-- What is being asked --
Give everything from the start of the listing down to and including the line that contains "- pantone-code: 157C: [347, 374, 450, 393]" as a Markdown table with columns No. and Entry, one numbered row per line, leaving out blank lines.

-- Material shown --
────────────────────────────────────────
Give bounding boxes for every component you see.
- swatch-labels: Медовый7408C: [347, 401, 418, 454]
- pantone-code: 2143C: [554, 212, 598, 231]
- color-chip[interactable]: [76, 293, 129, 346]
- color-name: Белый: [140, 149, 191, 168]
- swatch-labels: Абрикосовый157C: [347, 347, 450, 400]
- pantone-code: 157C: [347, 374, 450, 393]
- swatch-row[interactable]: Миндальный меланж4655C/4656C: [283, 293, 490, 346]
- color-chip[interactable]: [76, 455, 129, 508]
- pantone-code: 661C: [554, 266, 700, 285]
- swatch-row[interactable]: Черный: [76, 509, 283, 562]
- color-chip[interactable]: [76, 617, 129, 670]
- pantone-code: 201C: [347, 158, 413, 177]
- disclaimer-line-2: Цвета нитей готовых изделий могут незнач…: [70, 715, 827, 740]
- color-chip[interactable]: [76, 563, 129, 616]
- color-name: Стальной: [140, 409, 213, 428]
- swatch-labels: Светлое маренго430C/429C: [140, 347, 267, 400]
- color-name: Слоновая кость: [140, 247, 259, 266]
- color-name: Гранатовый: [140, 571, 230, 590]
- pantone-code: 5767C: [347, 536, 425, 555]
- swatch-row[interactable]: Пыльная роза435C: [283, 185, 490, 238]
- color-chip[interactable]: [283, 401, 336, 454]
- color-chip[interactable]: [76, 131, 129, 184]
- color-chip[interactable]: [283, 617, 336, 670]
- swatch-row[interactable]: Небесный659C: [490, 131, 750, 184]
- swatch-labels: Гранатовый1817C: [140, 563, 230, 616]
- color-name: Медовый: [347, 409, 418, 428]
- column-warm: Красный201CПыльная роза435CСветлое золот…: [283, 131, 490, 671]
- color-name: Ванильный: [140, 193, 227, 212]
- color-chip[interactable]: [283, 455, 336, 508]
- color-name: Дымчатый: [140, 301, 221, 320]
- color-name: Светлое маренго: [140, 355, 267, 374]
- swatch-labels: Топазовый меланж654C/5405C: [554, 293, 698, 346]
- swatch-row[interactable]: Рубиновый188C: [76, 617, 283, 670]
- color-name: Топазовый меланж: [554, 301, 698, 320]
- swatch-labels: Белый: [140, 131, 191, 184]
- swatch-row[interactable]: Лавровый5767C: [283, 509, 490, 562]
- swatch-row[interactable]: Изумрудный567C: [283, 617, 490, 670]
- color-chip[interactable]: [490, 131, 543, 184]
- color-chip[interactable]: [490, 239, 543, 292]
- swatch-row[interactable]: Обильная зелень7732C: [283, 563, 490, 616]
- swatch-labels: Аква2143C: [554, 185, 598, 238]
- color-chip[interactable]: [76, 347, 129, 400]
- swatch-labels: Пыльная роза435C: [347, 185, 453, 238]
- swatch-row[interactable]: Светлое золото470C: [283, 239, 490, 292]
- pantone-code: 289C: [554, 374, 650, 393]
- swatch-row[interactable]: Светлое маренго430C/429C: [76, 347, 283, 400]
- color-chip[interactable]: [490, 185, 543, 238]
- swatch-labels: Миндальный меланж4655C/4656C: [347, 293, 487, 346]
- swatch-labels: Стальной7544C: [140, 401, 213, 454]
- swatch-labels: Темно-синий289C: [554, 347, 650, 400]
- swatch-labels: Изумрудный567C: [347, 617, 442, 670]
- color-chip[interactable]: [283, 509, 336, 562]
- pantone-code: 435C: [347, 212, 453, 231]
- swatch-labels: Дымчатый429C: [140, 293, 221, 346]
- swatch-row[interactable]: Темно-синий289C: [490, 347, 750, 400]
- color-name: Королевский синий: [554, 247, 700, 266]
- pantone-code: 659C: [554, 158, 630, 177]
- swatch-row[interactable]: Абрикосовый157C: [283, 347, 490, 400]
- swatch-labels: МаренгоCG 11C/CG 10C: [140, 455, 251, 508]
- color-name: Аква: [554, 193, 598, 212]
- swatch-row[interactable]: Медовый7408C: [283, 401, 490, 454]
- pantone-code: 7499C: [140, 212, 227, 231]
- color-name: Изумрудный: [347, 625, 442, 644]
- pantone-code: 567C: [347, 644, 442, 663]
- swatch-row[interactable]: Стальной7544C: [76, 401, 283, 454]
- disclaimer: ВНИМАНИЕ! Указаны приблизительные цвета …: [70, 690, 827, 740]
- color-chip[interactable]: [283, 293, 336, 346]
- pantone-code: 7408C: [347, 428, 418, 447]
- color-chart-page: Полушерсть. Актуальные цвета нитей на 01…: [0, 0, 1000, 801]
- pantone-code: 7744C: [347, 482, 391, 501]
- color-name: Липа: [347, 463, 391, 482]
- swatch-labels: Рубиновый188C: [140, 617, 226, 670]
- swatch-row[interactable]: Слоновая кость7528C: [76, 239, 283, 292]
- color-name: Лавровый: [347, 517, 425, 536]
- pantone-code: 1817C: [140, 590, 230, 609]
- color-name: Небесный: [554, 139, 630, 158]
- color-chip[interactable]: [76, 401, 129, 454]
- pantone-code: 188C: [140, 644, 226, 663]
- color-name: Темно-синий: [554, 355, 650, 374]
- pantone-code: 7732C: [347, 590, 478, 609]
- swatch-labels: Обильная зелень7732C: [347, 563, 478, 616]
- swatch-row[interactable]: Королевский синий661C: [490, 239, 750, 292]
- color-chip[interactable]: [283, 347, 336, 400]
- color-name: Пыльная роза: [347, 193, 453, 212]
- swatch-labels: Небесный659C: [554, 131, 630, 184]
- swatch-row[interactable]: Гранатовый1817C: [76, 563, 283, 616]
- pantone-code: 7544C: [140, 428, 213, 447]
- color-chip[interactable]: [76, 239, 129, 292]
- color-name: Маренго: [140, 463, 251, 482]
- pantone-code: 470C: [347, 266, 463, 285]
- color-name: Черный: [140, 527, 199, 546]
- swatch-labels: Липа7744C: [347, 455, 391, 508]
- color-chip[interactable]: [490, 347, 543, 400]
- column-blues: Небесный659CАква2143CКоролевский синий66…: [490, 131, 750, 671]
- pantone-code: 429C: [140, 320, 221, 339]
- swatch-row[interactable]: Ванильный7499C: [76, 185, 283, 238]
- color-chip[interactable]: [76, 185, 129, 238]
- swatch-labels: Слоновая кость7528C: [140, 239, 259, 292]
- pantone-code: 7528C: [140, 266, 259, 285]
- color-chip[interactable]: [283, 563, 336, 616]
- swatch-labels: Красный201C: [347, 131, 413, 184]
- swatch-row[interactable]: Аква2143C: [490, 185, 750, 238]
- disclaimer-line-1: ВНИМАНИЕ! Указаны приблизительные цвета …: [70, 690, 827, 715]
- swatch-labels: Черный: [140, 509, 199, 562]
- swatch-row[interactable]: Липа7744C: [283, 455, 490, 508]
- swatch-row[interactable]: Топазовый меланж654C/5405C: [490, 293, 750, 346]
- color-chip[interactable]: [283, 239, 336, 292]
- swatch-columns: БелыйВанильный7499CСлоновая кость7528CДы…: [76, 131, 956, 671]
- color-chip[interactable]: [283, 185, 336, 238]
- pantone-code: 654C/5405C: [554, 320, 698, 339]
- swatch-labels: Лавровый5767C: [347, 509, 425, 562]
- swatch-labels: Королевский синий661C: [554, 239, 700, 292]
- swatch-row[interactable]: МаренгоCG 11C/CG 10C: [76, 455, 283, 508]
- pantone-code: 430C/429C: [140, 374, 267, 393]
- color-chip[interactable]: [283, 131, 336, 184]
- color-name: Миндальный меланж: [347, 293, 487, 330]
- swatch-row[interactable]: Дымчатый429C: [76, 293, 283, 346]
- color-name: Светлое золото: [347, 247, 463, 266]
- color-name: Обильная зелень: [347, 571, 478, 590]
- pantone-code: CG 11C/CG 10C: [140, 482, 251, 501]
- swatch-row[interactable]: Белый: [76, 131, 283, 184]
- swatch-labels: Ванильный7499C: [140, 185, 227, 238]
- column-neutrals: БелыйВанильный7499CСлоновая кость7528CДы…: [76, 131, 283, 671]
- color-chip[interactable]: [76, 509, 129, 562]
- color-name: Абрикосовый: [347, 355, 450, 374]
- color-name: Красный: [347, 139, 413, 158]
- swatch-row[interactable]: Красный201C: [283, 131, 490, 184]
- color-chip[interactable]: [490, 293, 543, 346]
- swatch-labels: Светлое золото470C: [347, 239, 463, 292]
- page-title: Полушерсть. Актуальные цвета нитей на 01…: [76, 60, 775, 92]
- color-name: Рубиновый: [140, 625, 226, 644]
────────────────────────────────────────
-- Problem solution --
| No. | Entry |
|---|---|
| 1 | Give bounding boxes for every component you see. |
| 2 | - swatch-labels: Медовый7408C: [347, 401, 418, 454] |
| 3 | - pantone-code: 2143C: [554, 212, 598, 231] |
| 4 | - color-chip[interactable]: [76, 293, 129, 346] |
| 5 | - color-name: Белый: [140, 149, 191, 168] |
| 6 | - swatch-labels: Абрикосовый157C: [347, 347, 450, 400] |
| 7 | - pantone-code: 157C: [347, 374, 450, 393] |